_Do this_
Write out the material again word for word, dropping any images it holds.

Stored entries:

──────────

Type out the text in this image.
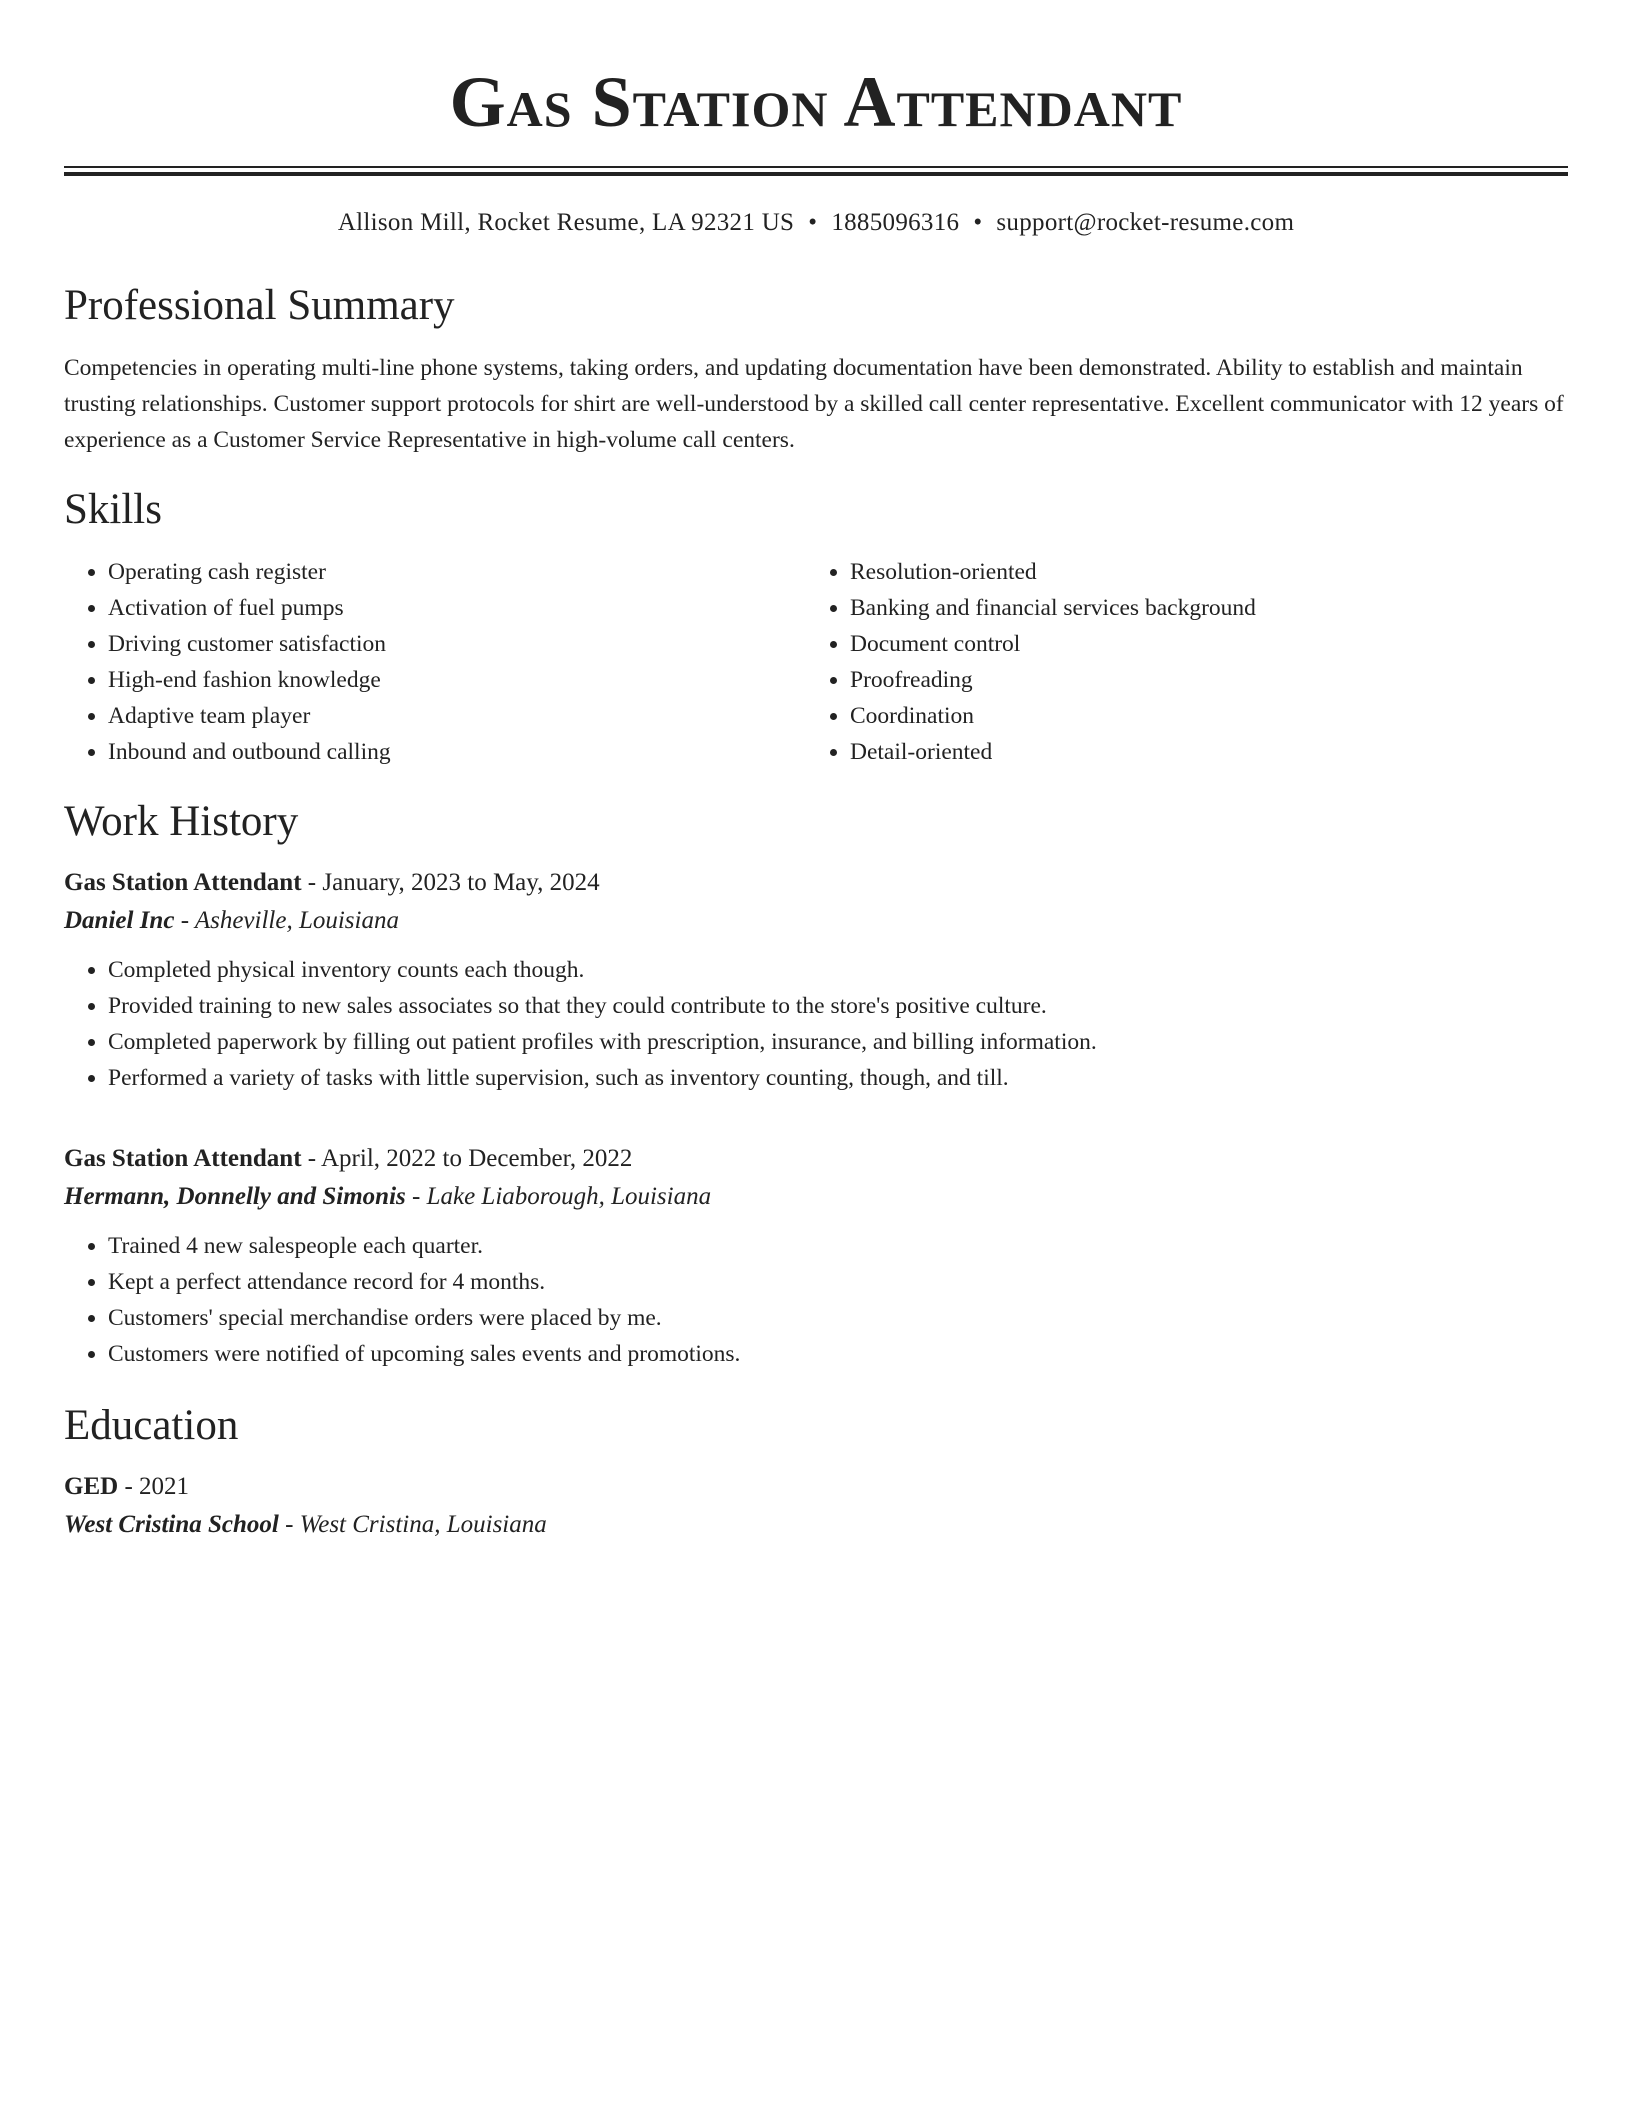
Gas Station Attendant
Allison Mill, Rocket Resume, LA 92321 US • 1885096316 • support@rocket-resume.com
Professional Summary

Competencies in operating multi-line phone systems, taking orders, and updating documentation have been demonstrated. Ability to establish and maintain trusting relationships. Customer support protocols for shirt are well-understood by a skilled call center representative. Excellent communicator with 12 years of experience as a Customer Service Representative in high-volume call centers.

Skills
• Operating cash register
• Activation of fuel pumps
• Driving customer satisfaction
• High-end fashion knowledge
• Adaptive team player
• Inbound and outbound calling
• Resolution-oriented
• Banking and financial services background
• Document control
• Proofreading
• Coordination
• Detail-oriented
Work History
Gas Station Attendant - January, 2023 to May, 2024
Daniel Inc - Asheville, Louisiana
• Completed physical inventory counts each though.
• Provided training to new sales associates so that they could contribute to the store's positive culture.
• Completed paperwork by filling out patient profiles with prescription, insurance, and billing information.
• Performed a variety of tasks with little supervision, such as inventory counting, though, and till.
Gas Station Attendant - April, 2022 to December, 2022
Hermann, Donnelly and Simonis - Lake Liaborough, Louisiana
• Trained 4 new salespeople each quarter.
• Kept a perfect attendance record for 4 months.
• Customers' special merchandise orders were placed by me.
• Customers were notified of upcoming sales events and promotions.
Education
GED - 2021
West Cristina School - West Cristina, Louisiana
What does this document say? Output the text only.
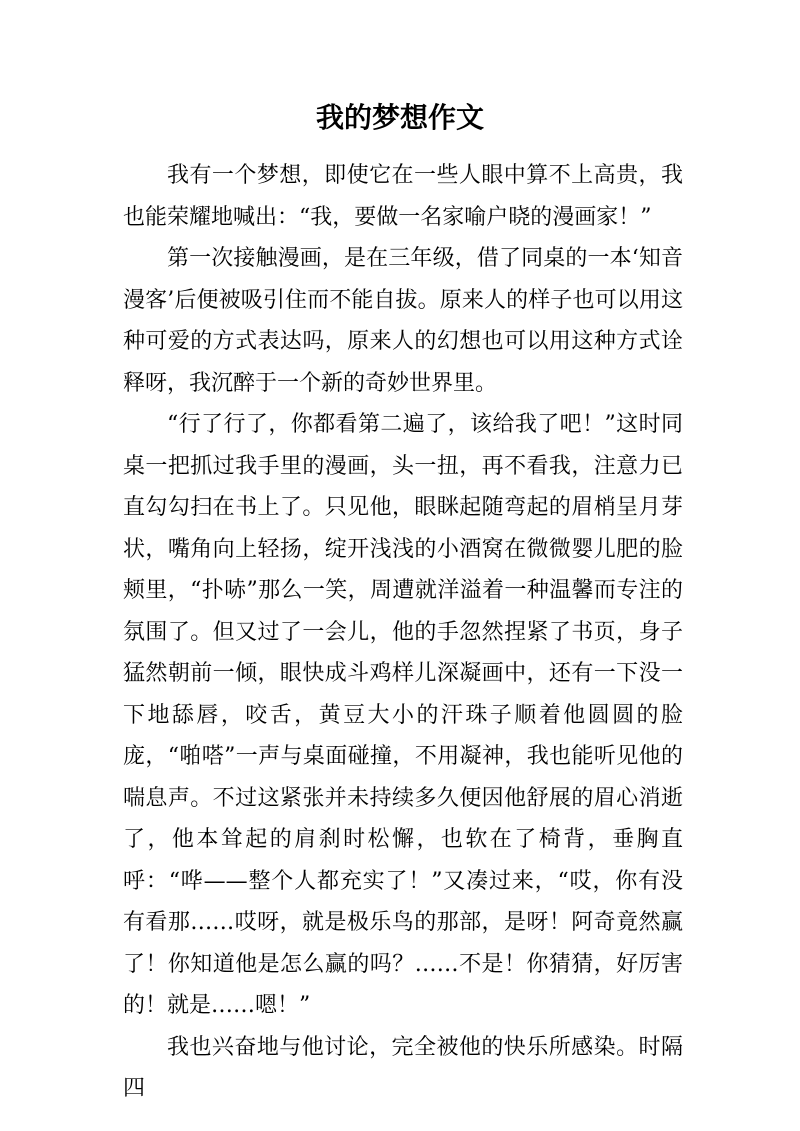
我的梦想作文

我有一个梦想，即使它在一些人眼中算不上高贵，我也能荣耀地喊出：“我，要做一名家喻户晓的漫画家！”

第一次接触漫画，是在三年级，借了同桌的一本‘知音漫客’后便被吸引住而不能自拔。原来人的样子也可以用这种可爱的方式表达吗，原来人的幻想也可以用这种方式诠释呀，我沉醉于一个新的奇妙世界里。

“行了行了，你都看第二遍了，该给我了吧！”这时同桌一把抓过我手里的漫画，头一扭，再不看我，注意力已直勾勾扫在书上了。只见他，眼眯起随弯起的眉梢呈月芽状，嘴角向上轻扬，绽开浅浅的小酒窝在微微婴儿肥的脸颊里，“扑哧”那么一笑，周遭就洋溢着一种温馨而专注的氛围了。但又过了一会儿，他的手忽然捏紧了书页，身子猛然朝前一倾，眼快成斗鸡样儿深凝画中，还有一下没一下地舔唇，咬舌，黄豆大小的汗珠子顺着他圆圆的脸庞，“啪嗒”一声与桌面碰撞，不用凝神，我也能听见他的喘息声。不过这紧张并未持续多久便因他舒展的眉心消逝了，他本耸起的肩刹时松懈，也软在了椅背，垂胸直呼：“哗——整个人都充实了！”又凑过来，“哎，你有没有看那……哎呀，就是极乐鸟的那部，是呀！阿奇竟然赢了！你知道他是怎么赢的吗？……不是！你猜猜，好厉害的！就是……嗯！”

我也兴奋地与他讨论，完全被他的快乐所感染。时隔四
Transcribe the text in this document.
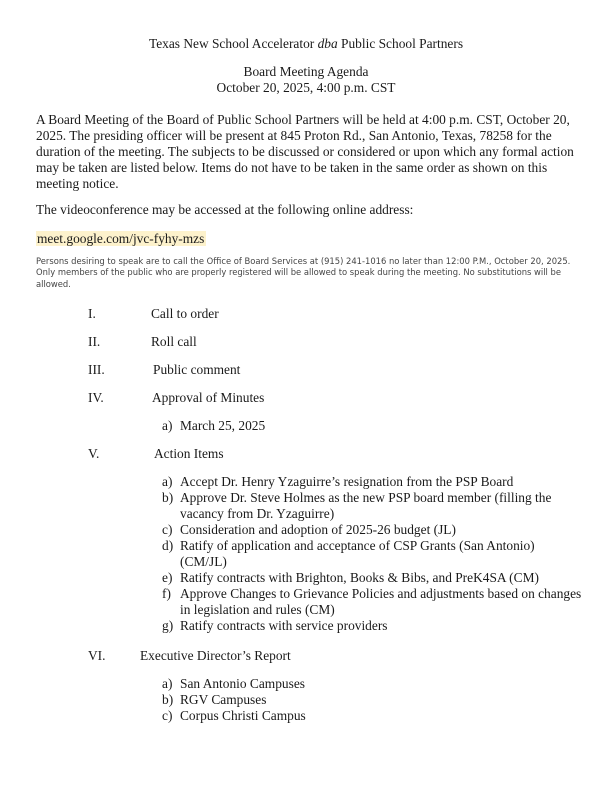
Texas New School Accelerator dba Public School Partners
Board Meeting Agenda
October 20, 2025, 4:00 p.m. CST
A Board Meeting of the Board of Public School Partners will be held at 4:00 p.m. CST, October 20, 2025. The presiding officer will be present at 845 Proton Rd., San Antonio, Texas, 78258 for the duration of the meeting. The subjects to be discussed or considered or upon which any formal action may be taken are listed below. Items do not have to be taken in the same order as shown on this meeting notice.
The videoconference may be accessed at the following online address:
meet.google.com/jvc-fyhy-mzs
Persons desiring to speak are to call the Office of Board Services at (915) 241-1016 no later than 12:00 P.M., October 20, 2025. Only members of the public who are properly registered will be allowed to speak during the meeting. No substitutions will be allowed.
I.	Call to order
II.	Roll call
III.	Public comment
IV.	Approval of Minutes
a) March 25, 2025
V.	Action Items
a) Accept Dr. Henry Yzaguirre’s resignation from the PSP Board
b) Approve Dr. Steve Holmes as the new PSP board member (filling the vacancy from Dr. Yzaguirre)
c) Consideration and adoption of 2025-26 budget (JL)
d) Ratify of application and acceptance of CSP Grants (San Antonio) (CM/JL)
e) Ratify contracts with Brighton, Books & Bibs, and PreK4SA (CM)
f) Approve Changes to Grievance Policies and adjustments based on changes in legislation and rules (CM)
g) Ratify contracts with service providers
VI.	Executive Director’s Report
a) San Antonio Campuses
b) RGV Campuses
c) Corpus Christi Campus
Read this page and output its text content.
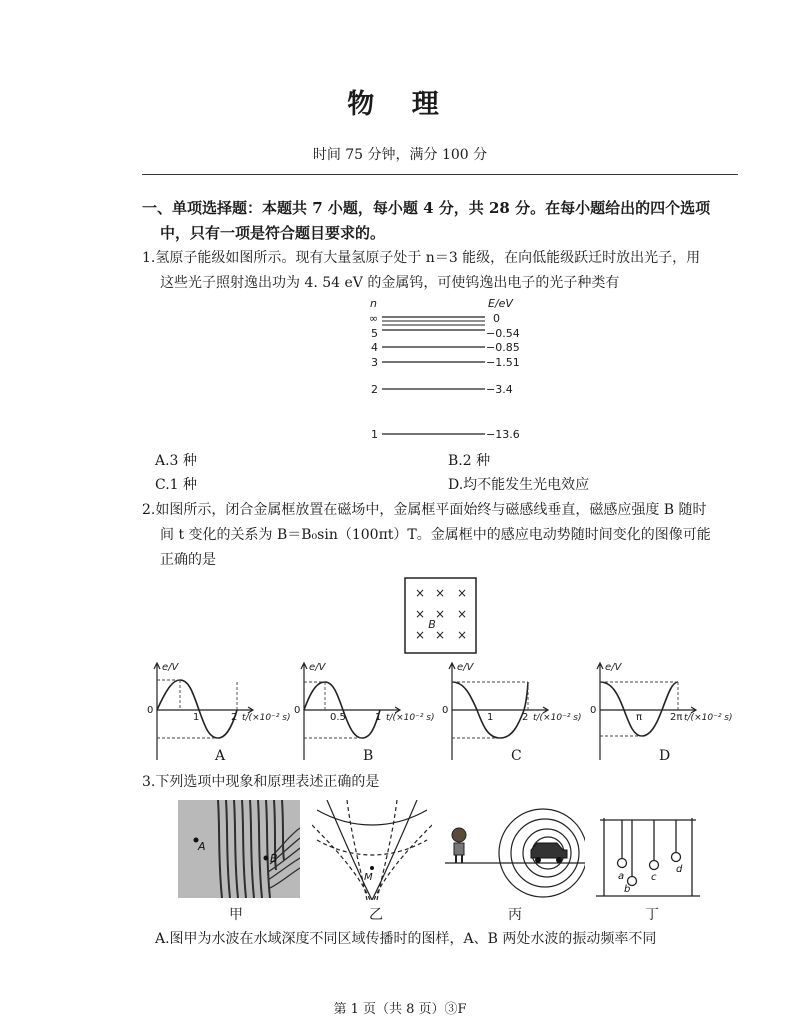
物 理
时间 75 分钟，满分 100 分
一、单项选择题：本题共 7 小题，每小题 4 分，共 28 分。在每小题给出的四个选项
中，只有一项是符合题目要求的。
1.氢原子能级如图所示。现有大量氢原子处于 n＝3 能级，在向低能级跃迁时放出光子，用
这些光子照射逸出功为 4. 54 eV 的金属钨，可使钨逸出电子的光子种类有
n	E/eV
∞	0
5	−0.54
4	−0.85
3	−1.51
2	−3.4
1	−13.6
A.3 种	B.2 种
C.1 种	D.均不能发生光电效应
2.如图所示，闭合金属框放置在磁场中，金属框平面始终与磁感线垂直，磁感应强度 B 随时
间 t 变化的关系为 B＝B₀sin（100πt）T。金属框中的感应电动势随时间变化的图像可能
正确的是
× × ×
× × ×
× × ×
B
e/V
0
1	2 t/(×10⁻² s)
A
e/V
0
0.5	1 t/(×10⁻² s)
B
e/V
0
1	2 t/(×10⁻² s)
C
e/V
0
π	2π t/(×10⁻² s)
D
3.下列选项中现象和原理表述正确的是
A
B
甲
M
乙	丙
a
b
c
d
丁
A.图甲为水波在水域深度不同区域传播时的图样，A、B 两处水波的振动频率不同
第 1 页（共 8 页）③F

──────────

_Answer_
Type out the text in this image.
Gas Station Attendant
Allison Mill, Rocket Resume, LA 92321 US • 1885096316 • support@rocket-resume.com
Professional Summary

Competencies in operating multi-line phone systems, taking orders, and updating documentation have been demonstrated. Ability to establish and maintain trusting relationships. Customer support protocols for shirt are well-understood by a skilled call center representative. Excellent communicator with 12 years of experience as a Customer Service Representative in high-volume call centers.

Skills
• Operating cash register
• Activation of fuel pumps
• Driving customer satisfaction
• High-end fashion knowledge
• Adaptive team player
• Inbound and outbound calling
• Resolution-oriented
• Banking and financial services background
• Document control
• Proofreading
• Coordination
• Detail-oriented
Work History
Gas Station Attendant - January, 2023 to May, 2024
Daniel Inc - Asheville, Louisiana
• Completed physical inventory counts each though.
• Provided training to new sales associates so that they could contribute to the store's positive culture.
• Completed paperwork by filling out patient profiles with prescription, insurance, and billing information.
• Performed a variety of tasks with little supervision, such as inventory counting, though, and till.
Gas Station Attendant - April, 2022 to December, 2022
Hermann, Donnelly and Simonis - Lake Liaborough, Louisiana
• Trained 4 new salespeople each quarter.
• Kept a perfect attendance record for 4 months.
• Customers' special merchandise orders were placed by me.
• Customers were notified of upcoming sales events and promotions.
Education
GED - 2021
West Cristina School - West Cristina, Louisiana
What does this document say? Output the text only.
我的梦想作文

我有一个梦想，即使它在一些人眼中算不上高贵，我也能荣耀地喊出：“我，要做一名家喻户晓的漫画家！”

第一次接触漫画，是在三年级，借了同桌的一本‘知音漫客’后便被吸引住而不能自拔。原来人的样子也可以用这种可爱的方式表达吗，原来人的幻想也可以用这种方式诠释呀，我沉醉于一个新的奇妙世界里。

“行了行了，你都看第二遍了，该给我了吧！”这时同桌一把抓过我手里的漫画，头一扭，再不看我，注意力已直勾勾扫在书上了。只见他，眼眯起随弯起的眉梢呈月芽状，嘴角向上轻扬，绽开浅浅的小酒窝在微微婴儿肥的脸颊里，“扑哧”那么一笑，周遭就洋溢着一种温馨而专注的氛围了。但又过了一会儿，他的手忽然捏紧了书页，身子猛然朝前一倾，眼快成斗鸡样儿深凝画中，还有一下没一下地舔唇，咬舌，黄豆大小的汗珠子顺着他圆圆的脸庞，“啪嗒”一声与桌面碰撞，不用凝神，我也能听见他的喘息声。不过这紧张并未持续多久便因他舒展的眉心消逝了，他本耸起的肩刹时松懈，也软在了椅背，垂胸直呼：“哗——整个人都充实了！”又凑过来，“哎，你有没有看那……哎呀，就是极乐鸟的那部，是呀！阿奇竟然赢了！你知道他是怎么赢的吗？……不是！你猜猜，好厉害的！就是……嗯！”

我也兴奋地与他讨论，完全被他的快乐所感染。时隔四
Transcribe the text in this document.
Texas New School Accelerator dba Public School Partners
Board Meeting Agenda
October 20, 2025, 4:00 p.m. CST
A Board Meeting of the Board of Public School Partners will be held at 4:00 p.m. CST, October 20, 2025. The presiding officer will be present at 845 Proton Rd., San Antonio, Texas, 78258 for the duration of the meeting. The subjects to be discussed or considered or upon which any formal action may be taken are listed below. Items do not have to be taken in the same order as shown on this meeting notice.
The videoconference may be accessed at the following online address:
meet.google.com/jvc-fyhy-mzs
Persons desiring to speak are to call the Office of Board Services at (915) 241-1016 no later than 12:00 P.M., October 20, 2025. Only members of the public who are properly registered will be allowed to speak during the meeting. No substitutions will be allowed.
I.	Call to order
II.	Roll call
III.	Public comment
IV.	Approval of Minutes
a) March 25, 2025
V.	Action Items
a) Accept Dr. Henry Yzaguirre’s resignation from the PSP Board
b) Approve Dr. Steve Holmes as the new PSP board member (filling the vacancy from Dr. Yzaguirre)
c) Consideration and adoption of 2025-26 budget (JL)
d) Ratify of application and acceptance of CSP Grants (San Antonio) (CM/JL)
e) Ratify contracts with Brighton, Books & Bibs, and PreK4SA (CM)
f) Approve Changes to Grievance Policies and adjustments based on changes in legislation and rules (CM)
g) Ratify contracts with service providers
VI.	Executive Director’s Report
a) San Antonio Campuses
b) RGV Campuses
c) Corpus Christi Campus
Read this page and output its text content.
物 理
时间 75 分钟，满分 100 分
一、单项选择题：本题共 7 小题，每小题 4 分，共 28 分。在每小题给出的四个选项
中，只有一项是符合题目要求的。
1.氢原子能级如图所示。现有大量氢原子处于 n＝3 能级，在向低能级跃迁时放出光子，用
这些光子照射逸出功为 4. 54 eV 的金属钨，可使钨逸出电子的光子种类有
n	E/eV
∞	0
5	−0.54
4	−0.85
3	−1.51
2	−3.4
1	−13.6
A.3 种	B.2 种
C.1 种	D.均不能发生光电效应
2.如图所示，闭合金属框放置在磁场中，金属框平面始终与磁感线垂直，磁感应强度 B 随时
间 t 变化的关系为 B＝B₀sin（100πt）T。金属框中的感应电动势随时间变化的图像可能
正确的是
× × ×
× × ×
× × ×
B
e/V
0
1	2 t/(×10⁻² s)
A
e/V
0
0.5	1 t/(×10⁻² s)
B
e/V
0
1	2 t/(×10⁻² s)
C
e/V
0
π	2π t/(×10⁻² s)
D
3.下列选项中现象和原理表述正确的是
A
B
甲
M
乙	丙
a
b
c
d
丁
A.图甲为水波在水域深度不同区域传播时的图样，A、B 两处水波的振动频率不同
第 1 页（共 8 页）③F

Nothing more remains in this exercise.